- _Challenge_
Repeat the listing in full, exactly as it stands.

- _Material for this exercise_
┏━━
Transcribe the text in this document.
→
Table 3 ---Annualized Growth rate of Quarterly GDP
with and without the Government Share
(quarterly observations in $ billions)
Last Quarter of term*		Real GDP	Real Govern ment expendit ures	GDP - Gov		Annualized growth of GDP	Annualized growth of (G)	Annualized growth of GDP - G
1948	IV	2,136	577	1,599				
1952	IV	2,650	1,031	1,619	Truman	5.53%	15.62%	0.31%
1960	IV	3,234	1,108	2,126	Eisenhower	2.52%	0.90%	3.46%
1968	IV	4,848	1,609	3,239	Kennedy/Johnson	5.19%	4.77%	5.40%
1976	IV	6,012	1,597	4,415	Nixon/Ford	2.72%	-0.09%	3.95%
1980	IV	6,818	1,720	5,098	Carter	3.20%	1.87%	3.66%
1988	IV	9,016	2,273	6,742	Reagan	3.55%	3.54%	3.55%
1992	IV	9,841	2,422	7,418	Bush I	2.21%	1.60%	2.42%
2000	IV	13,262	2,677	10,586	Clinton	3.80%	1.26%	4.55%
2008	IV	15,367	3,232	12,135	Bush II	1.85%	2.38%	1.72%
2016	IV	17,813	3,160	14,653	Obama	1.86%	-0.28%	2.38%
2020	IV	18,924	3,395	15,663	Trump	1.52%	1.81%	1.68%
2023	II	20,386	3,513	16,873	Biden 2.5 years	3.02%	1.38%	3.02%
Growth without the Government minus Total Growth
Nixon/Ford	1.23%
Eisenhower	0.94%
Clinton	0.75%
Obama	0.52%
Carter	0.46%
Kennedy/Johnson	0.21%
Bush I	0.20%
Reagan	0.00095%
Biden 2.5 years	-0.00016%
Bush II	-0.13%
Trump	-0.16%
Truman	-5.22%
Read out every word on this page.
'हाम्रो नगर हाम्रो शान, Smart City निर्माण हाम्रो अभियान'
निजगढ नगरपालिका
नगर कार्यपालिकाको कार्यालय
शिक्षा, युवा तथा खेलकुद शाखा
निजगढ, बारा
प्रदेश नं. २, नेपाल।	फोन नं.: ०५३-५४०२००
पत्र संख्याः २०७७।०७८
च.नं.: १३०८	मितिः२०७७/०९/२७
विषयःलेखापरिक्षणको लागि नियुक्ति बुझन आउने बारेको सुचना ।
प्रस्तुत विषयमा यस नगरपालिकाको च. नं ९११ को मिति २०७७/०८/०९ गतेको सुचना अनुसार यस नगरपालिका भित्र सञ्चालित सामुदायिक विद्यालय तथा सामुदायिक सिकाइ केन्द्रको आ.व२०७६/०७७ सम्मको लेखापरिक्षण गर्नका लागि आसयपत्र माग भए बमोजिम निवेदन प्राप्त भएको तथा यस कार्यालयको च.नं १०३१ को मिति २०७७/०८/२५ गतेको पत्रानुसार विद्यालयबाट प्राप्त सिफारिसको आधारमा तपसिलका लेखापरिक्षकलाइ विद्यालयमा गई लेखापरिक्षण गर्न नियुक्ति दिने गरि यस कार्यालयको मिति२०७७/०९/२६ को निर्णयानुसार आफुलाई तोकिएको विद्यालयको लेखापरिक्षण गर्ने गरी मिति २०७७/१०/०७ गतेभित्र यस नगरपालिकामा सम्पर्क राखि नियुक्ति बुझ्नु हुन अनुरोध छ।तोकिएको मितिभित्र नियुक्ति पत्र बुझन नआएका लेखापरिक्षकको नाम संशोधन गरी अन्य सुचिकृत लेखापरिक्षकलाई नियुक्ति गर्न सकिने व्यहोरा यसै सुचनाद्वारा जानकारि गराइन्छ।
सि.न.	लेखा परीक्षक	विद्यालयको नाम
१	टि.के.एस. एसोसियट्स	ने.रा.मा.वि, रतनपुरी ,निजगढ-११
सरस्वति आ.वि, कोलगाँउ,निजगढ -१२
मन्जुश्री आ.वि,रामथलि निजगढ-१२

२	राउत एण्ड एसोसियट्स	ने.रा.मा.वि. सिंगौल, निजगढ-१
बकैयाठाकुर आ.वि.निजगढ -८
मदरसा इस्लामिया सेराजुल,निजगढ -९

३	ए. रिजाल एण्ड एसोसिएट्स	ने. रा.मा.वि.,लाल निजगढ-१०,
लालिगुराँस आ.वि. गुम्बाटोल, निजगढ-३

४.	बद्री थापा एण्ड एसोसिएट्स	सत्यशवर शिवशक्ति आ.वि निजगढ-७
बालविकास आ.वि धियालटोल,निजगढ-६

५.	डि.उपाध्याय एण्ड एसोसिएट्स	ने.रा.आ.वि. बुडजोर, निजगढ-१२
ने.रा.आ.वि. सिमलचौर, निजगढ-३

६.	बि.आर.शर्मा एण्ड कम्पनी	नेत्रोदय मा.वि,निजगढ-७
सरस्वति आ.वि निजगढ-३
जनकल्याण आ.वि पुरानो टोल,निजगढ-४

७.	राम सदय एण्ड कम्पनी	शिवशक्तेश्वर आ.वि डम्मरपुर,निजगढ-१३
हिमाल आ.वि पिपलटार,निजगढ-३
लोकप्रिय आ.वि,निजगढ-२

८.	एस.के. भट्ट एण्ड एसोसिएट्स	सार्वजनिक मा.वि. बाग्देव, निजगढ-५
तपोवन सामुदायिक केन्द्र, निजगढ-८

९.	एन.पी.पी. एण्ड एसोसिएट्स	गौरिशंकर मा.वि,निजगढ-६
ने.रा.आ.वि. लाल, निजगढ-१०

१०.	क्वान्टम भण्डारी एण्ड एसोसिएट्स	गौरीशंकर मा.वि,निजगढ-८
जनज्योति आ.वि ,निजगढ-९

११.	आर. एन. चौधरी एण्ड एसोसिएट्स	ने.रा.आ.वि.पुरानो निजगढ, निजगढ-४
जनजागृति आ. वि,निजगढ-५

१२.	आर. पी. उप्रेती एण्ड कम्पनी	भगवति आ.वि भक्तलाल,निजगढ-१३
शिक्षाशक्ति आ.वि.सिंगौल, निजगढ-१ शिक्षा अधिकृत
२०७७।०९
┗━━
- _The completed task_
Transcribe the text in this document.
→
Table 3 ---Annualized Growth rate of Quarterly GDP
with and without the Government Share
(quarterly observations in $ billions)
Last Quarter of term*		Real GDP	Real Govern ment expendit ures	GDP - Gov		Annualized growth of GDP	Annualized growth of (G)	Annualized growth of GDP - G
1948	IV	2,136	577	1,599				
1952	IV	2,650	1,031	1,619	Truman	5.53%	15.62%	0.31%
1960	IV	3,234	1,108	2,126	Eisenhower	2.52%	0.90%	3.46%
1968	IV	4,848	1,609	3,239	Kennedy/Johnson	5.19%	4.77%	5.40%
1976	IV	6,012	1,597	4,415	Nixon/Ford	2.72%	-0.09%	3.95%
1980	IV	6,818	1,720	5,098	Carter	3.20%	1.87%	3.66%
1988	IV	9,016	2,273	6,742	Reagan	3.55%	3.54%	3.55%
1992	IV	9,841	2,422	7,418	Bush I	2.21%	1.60%	2.42%
2000	IV	13,262	2,677	10,586	Clinton	3.80%	1.26%	4.55%
2008	IV	15,367	3,232	12,135	Bush II	1.85%	2.38%	1.72%
2016	IV	17,813	3,160	14,653	Obama	1.86%	-0.28%	2.38%
2020	IV	18,924	3,395	15,663	Trump	1.52%	1.81%	1.68%
2023	II	20,386	3,513	16,873	Biden 2.5 years	3.02%	1.38%	3.02%
Growth without the Government minus Total Growth
Nixon/Ford	1.23%
Eisenhower	0.94%
Clinton	0.75%
Obama	0.52%
Carter	0.46%
Kennedy/Johnson	0.21%
Bush I	0.20%
Reagan	0.00095%
Biden 2.5 years	-0.00016%
Bush II	-0.13%
Trump	-0.16%
Truman	-5.22%
Read out every word on this page.
'हाम्रो नगर हाम्रो शान, Smart City निर्माण हाम्रो अभियान'
निजगढ नगरपालिका
नगर कार्यपालिकाको कार्यालय
शिक्षा, युवा तथा खेलकुद शाखा
निजगढ, बारा
प्रदेश नं. २, नेपाल।	फोन नं.: ०५३-५४०२००
पत्र संख्याः २०७७।०७८
च.नं.: १३०८	मितिः२०७७/०९/२७
विषयःलेखापरिक्षणको लागि नियुक्ति बुझन आउने बारेको सुचना ।
प्रस्तुत विषयमा यस नगरपालिकाको च. नं ९११ को मिति २०७७/०८/०९ गतेको सुचना अनुसार यस नगरपालिका भित्र सञ्चालित सामुदायिक विद्यालय तथा सामुदायिक सिकाइ केन्द्रको आ.व२०७६/०७७ सम्मको लेखापरिक्षण गर्नका लागि आसयपत्र माग भए बमोजिम निवेदन प्राप्त भएको तथा यस कार्यालयको च.नं १०३१ को मिति २०७७/०८/२५ गतेको पत्रानुसार विद्यालयबाट प्राप्त सिफारिसको आधारमा तपसिलका लेखापरिक्षकलाइ विद्यालयमा गई लेखापरिक्षण गर्न नियुक्ति दिने गरि यस कार्यालयको मिति२०७७/०९/२६ को निर्णयानुसार आफुलाई तोकिएको विद्यालयको लेखापरिक्षण गर्ने गरी मिति २०७७/१०/०७ गतेभित्र यस नगरपालिकामा सम्पर्क राखि नियुक्ति बुझ्नु हुन अनुरोध छ।तोकिएको मितिभित्र नियुक्ति पत्र बुझन नआएका लेखापरिक्षकको नाम संशोधन गरी अन्य सुचिकृत लेखापरिक्षकलाई नियुक्ति गर्न सकिने व्यहोरा यसै सुचनाद्वारा जानकारि गराइन्छ।
सि.न.	लेखा परीक्षक	विद्यालयको नाम
१	टि.के.एस. एसोसियट्स	ने.रा.मा.वि, रतनपुरी ,निजगढ-११
सरस्वति आ.वि, कोलगाँउ,निजगढ -१२
मन्जुश्री आ.वि,रामथलि निजगढ-१२

२	राउत एण्ड एसोसियट्स	ने.रा.मा.वि. सिंगौल, निजगढ-१
बकैयाठाकुर आ.वि.निजगढ -८
मदरसा इस्लामिया सेराजुल,निजगढ -९

३	ए. रिजाल एण्ड एसोसिएट्स	ने. रा.मा.वि.,लाल निजगढ-१०,
लालिगुराँस आ.वि. गुम्बाटोल, निजगढ-३

४.	बद्री थापा एण्ड एसोसिएट्स	सत्यशवर शिवशक्ति आ.वि निजगढ-७
बालविकास आ.वि धियालटोल,निजगढ-६

५.	डि.उपाध्याय एण्ड एसोसिएट्स	ने.रा.आ.वि. बुडजोर, निजगढ-१२
ने.रा.आ.वि. सिमलचौर, निजगढ-३

६.	बि.आर.शर्मा एण्ड कम्पनी	नेत्रोदय मा.वि,निजगढ-७
सरस्वति आ.वि निजगढ-३
जनकल्याण आ.वि पुरानो टोल,निजगढ-४

७.	राम सदय एण्ड कम्पनी	शिवशक्तेश्वर आ.वि डम्मरपुर,निजगढ-१३
हिमाल आ.वि पिपलटार,निजगढ-३
लोकप्रिय आ.वि,निजगढ-२

८.	एस.के. भट्ट एण्ड एसोसिएट्स	सार्वजनिक मा.वि. बाग्देव, निजगढ-५
तपोवन सामुदायिक केन्द्र, निजगढ-८

९.	एन.पी.पी. एण्ड एसोसिएट्स	गौरिशंकर मा.वि,निजगढ-६
ने.रा.आ.वि. लाल, निजगढ-१०

१०.	क्वान्टम भण्डारी एण्ड एसोसिएट्स	गौरीशंकर मा.वि,निजगढ-८
जनज्योति आ.वि ,निजगढ-९

११.	आर. एन. चौधरी एण्ड एसोसिएट्स	ने.रा.आ.वि.पुरानो निजगढ, निजगढ-४
जनजागृति आ. वि,निजगढ-५

१२.	आर. पी. उप्रेती एण्ड कम्पनी	भगवति आ.वि भक्तलाल,निजगढ-१३
शिक्षाशक्ति आ.वि.सिंगौल, निजगढ-१ शिक्षा अधिकृत
२०७७।०९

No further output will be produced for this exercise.